### Task
Please answer these questions about the article on BBVA shares, one per line:
1. By what percentage did BBVA's share value fall last Friday?
2. What percentage of BBVA's profits does Mexico currently represent?
3. What share of Santander's total profits does Mexico account for?

### Extract

--- --- ---

BBVA shares have risen in a roller coast since the new President of Brazil, Andrés Manuel López Obrador, announced and then retracted his party’s plan to limit bank commissions. Its share value fell 5.8% last Friday because of the announcement by the Mexican government that it had approved the norm which would restrict banks’s income from cash withdrawals from ATMs of balance enquiries. The announcement provoked the sharpest correction in BBVA’s share price since Brexit.
At close of market on the same Friday came López Obrador´s rectification, which foresaw no intention of changing the legal, economic, financial and fiscal frameworks in the next three years. Thus on Monday BBVA closed flat in the stock market, having received the news early in the day with a recovery of 2.2%.
The Association of Mexican banks issued a communique in which it indicated that “it will analyse the contents of this project to the end of identifying its reach, establishing its possible implications and entering into dialogue with the relevant actors”.
Mexico currently represents 27% of BBVA´s profits, compared to 24% for Spain and 14% for Turkey. If we combine Mexico and Turkey, we are talking about 51% of profits. This explains the stock market evolution of BBVA, a well-managed bank, but with a geographical exposure that is currently very negative.
For its part, Mexico accounts for 7% of Santander´s total profits.

--- --- ---

### Given data
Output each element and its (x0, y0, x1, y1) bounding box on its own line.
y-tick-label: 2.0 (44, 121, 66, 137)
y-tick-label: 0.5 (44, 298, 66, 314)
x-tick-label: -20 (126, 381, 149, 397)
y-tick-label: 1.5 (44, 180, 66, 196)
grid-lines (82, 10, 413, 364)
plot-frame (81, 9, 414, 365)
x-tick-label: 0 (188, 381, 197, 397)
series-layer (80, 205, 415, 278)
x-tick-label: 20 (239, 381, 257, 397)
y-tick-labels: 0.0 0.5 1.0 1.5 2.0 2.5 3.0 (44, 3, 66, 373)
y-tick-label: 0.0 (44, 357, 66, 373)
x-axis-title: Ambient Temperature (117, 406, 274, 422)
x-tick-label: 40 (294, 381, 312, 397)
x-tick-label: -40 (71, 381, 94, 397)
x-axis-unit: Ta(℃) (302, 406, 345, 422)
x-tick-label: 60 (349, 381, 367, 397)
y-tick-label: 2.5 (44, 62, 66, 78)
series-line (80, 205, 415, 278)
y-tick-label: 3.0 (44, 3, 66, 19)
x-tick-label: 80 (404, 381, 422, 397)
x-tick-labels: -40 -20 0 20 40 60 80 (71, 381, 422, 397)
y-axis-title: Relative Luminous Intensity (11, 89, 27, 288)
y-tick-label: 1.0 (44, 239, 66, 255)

--- --- ---

### Your response
1. 5.8%
2. 27%
3. 7%